THE REQUEST:
Rewrite the data from its beginning through the line containing "volume-bar bbox=[476, 1045, 483, 1135]", putting "candle" in place of every "candle-body" and changing nothing else.

Data records:
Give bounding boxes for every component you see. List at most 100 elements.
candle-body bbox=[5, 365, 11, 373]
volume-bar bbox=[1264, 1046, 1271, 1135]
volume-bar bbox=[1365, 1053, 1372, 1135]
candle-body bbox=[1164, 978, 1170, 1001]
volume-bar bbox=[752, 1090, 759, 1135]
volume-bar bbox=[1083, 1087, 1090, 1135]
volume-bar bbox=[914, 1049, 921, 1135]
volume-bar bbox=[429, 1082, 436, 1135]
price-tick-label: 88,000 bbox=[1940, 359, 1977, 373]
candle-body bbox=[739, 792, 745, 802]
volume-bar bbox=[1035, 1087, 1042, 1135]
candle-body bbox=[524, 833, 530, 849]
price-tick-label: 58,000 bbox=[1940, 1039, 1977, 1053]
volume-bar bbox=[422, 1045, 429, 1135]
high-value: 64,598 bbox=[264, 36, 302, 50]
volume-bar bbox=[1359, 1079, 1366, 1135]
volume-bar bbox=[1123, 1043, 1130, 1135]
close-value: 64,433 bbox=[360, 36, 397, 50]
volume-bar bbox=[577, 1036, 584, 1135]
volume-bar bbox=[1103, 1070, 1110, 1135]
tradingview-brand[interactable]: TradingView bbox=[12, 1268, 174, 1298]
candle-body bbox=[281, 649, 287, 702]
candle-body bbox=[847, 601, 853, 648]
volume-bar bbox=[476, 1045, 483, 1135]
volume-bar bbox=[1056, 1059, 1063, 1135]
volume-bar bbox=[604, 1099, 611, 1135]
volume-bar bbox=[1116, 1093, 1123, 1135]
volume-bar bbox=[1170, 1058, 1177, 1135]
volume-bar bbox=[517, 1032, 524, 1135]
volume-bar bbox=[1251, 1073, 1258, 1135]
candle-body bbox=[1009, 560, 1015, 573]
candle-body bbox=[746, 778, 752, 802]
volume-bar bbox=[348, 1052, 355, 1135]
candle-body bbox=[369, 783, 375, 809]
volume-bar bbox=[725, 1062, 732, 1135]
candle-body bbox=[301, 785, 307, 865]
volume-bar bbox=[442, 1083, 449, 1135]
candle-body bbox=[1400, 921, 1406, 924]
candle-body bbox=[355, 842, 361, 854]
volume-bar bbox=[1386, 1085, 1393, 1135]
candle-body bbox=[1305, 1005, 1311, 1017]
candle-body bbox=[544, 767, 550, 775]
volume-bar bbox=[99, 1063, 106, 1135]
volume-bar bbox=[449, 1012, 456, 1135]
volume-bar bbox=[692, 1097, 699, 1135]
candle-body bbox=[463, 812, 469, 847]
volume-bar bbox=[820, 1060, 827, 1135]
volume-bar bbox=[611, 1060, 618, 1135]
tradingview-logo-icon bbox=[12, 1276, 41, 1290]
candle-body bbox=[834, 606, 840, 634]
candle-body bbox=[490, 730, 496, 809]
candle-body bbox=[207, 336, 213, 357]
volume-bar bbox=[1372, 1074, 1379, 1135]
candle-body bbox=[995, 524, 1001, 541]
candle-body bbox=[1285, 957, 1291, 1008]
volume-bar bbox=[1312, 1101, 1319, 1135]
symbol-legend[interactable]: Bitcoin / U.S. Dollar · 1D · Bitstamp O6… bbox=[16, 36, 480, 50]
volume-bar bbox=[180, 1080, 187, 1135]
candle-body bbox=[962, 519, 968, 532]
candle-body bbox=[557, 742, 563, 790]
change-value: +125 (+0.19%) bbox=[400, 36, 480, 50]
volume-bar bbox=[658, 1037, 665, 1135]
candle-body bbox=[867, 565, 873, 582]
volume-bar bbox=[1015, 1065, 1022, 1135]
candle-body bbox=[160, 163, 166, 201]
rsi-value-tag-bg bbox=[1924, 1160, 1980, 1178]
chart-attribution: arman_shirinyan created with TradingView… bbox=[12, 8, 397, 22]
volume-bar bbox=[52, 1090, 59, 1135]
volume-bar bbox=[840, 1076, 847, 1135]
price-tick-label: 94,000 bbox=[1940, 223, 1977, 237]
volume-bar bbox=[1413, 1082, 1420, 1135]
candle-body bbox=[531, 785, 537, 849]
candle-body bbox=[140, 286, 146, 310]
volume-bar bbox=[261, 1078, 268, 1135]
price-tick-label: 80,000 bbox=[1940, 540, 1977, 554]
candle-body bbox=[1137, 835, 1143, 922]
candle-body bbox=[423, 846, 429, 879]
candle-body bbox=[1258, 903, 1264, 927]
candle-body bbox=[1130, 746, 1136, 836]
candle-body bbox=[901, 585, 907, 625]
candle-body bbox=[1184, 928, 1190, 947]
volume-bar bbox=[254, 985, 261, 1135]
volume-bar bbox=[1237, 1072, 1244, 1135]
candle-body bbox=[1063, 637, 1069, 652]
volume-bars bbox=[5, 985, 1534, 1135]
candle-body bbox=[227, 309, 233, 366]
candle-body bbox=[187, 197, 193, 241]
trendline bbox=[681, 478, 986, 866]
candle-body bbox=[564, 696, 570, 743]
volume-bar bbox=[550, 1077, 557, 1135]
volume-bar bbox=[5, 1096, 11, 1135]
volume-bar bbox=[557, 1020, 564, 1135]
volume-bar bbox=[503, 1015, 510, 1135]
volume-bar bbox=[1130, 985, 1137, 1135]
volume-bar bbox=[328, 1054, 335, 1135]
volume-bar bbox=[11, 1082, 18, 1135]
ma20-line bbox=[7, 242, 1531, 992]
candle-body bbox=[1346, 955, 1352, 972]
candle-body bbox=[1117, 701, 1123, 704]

ANSWER:
Give bounding boxes for every component you see. List at most 100 elements.
candle bbox=[5, 365, 11, 373]
volume-bar bbox=[1264, 1046, 1271, 1135]
volume-bar bbox=[1365, 1053, 1372, 1135]
candle bbox=[1164, 978, 1170, 1001]
volume-bar bbox=[752, 1090, 759, 1135]
volume-bar bbox=[1083, 1087, 1090, 1135]
volume-bar bbox=[914, 1049, 921, 1135]
volume-bar bbox=[429, 1082, 436, 1135]
price-tick-label: 88,000 bbox=[1940, 359, 1977, 373]
candle bbox=[739, 792, 745, 802]
volume-bar bbox=[1035, 1087, 1042, 1135]
candle bbox=[524, 833, 530, 849]
price-tick-label: 58,000 bbox=[1940, 1039, 1977, 1053]
volume-bar bbox=[422, 1045, 429, 1135]
high-value: 64,598 bbox=[264, 36, 302, 50]
volume-bar bbox=[1359, 1079, 1366, 1135]
volume-bar bbox=[1123, 1043, 1130, 1135]
close-value: 64,433 bbox=[360, 36, 397, 50]
volume-bar bbox=[577, 1036, 584, 1135]
volume-bar bbox=[1103, 1070, 1110, 1135]
tradingview-brand[interactable]: TradingView bbox=[12, 1268, 174, 1298]
candle bbox=[281, 649, 287, 702]
candle bbox=[847, 601, 853, 648]
volume-bar bbox=[476, 1045, 483, 1135]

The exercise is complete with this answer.